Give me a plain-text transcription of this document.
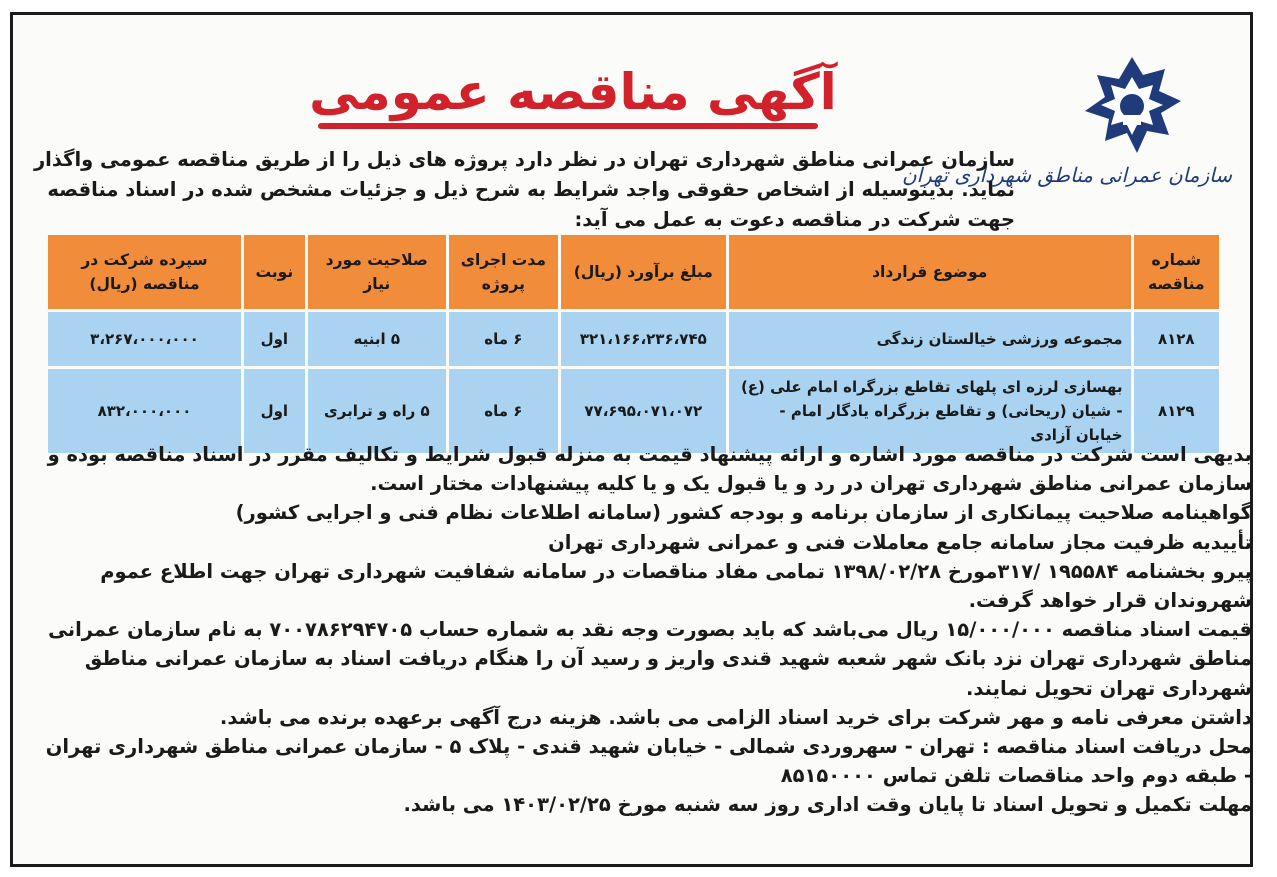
سازمان عمرانی مناطق شهرداری تهران
آگهی مناقصه عمومی
سازمان عمرانی مناطق شهرداری تهران در نظر دارد پروژه های ذیل را از طریق مناقصه عمومی واگذار نماید. بدینوسیله از اشخاص حقوقی واجد شرایط به شرح ذیل و جزئیات مشخص شده در اسناد مناقصه جهت شرکت در مناقصه دعوت به عمل می آید:
شماره مناقصه	موضوع قرارداد	مبلغ برآورد (ریال)	مدت اجرای پروژه	صلاحیت مورد نیاز	نوبت	سپرده شرکت در مناقصه (ریال)
۸۱۲۸	مجموعه ورزشی خیالستان زندگی	۳۲۱،۱۶۶،۲۳۶،۷۴۵	۶ ماه	۵ ابنیه	اول	۳،۲۶۷،۰۰۰،۰۰۰
۸۱۲۹	بهسازی لرزه ای پلهای تقاطع بزرگراه امام علی (ع) - شیان (ریحانی) و تقاطع بزرگراه یادگار امام - خیابان آزادی	۷۷،۶۹۵،۰۷۱،۰۷۲	۶ ماه	۵ راه و ترابری	اول	۸۳۲،۰۰۰،۰۰۰

بدیهی است شرکت در مناقصه مورد اشاره و ارائه پیشنهاد قیمت به منزله قبول شرایط و تکالیف مقرر در اسناد مناقصه بوده و سازمان عمرانی مناطق شهرداری تهران در رد و یا قبول یک و یا کلیه پیشنهادات مختار است.

گواهینامه صلاحیت پیمانکاری از سازمان برنامه و بودجه کشور (سامانه اطلاعات نظام فنی و اجرایی کشور)

تأییدیه ظرفیت مجاز سامانه جامع معاملات فنی و عمرانی شهرداری تهران

پیرو بخشنامه ۱۹۵۵۸۴ /۳۱۷مورخ ۱۳۹۸/۰۲/۲۸ تمامی مفاد مناقصات در سامانه شفافیت شهرداری تهران جهت اطلاع عموم شهروندان قرار خواهد گرفت.

قیمت اسناد مناقصه ۱۵/۰۰۰/۰۰۰ ریال می‌باشد که باید بصورت وجه نقد به شماره حساب ۷۰۰۷۸۶۲۹۴۷۰۵ به نام سازمان عمرانی مناطق شهرداری تهران نزد بانک شهر شعبه شهید قندی واریز و رسید آن را هنگام دریافت اسناد به سازمان عمرانی مناطق شهرداری تهران تحویل نمایند.

داشتن معرفی نامه و مهر شرکت برای خرید اسناد الزامی می باشد. هزینه درج آگهی برعهده برنده می باشد.

محل دریافت اسناد مناقصه : تهران - سهروردی شمالی - خیابان شهید قندی - پلاک ۵ - سازمان عمرانی مناطق شهرداری تهران - طبقه دوم واحد مناقصات تلفن تماس ۸۵۱۵۰۰۰۰

مهلت تکمیل و تحویل اسناد تا پایان وقت اداری روز سه شنبه مورخ ۱۴۰۳/۰۲/۲۵ می باشد.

★ ★ ★ ★ ★ ★ ★

## Job:
All entries are to be retyped exactly. Omit any embedded images.

## Full response:
Give me a plain-text transcription of this document.
سازمان عمرانی مناطق شهرداری تهران
آگهی مناقصه عمومی
سازمان عمرانی مناطق شهرداری تهران در نظر دارد پروژه های ذیل را از طریق مناقصه عمومی واگذار نماید. بدینوسیله از اشخاص حقوقی واجد شرایط به شرح ذیل و جزئیات مشخص شده در اسناد مناقصه جهت شرکت در مناقصه دعوت به عمل می آید:
شماره مناقصه	موضوع قرارداد	مبلغ برآورد (ریال)	مدت اجرای پروژه	صلاحیت مورد نیاز	نوبت	سپرده شرکت در مناقصه (ریال)
۸۱۲۸	مجموعه ورزشی خیالستان زندگی	۳۲۱،۱۶۶،۲۳۶،۷۴۵	۶ ماه	۵ ابنیه	اول	۳،۲۶۷،۰۰۰،۰۰۰
۸۱۲۹	بهسازی لرزه ای پلهای تقاطع بزرگراه امام علی (ع) - شیان (ریحانی) و تقاطع بزرگراه یادگار امام - خیابان آزادی	۷۷،۶۹۵،۰۷۱،۰۷۲	۶ ماه	۵ راه و ترابری	اول	۸۳۲،۰۰۰،۰۰۰

بدیهی است شرکت در مناقصه مورد اشاره و ارائه پیشنهاد قیمت به منزله قبول شرایط و تکالیف مقرر در اسناد مناقصه بوده و سازمان عمرانی مناطق شهرداری تهران در رد و یا قبول یک و یا کلیه پیشنهادات مختار است.

گواهینامه صلاحیت پیمانکاری از سازمان برنامه و بودجه کشور (سامانه اطلاعات نظام فنی و اجرایی کشور)

تأییدیه ظرفیت مجاز سامانه جامع معاملات فنی و عمرانی شهرداری تهران

پیرو بخشنامه ۱۹۵۵۸۴ /۳۱۷مورخ ۱۳۹۸/۰۲/۲۸ تمامی مفاد مناقصات در سامانه شفافیت شهرداری تهران جهت اطلاع عموم شهروندان قرار خواهد گرفت.

قیمت اسناد مناقصه ۱۵/۰۰۰/۰۰۰ ریال می‌باشد که باید بصورت وجه نقد به شماره حساب ۷۰۰۷۸۶۲۹۴۷۰۵ به نام سازمان عمرانی مناطق شهرداری تهران نزد بانک شهر شعبه شهید قندی واریز و رسید آن را هنگام دریافت اسناد به سازمان عمرانی مناطق شهرداری تهران تحویل نمایند.

داشتن معرفی نامه و مهر شرکت برای خرید اسناد الزامی می باشد. هزینه درج آگهی برعهده برنده می باشد.

محل دریافت اسناد مناقصه : تهران - سهروردی شمالی - خیابان شهید قندی - پلاک ۵ - سازمان عمرانی مناطق شهرداری تهران - طبقه دوم واحد مناقصات تلفن تماس ۸۵۱۵۰۰۰۰

مهلت تکمیل و تحویل اسناد تا پایان وقت اداری روز سه شنبه مورخ ۱۴۰۳/۰۲/۲۵ می باشد.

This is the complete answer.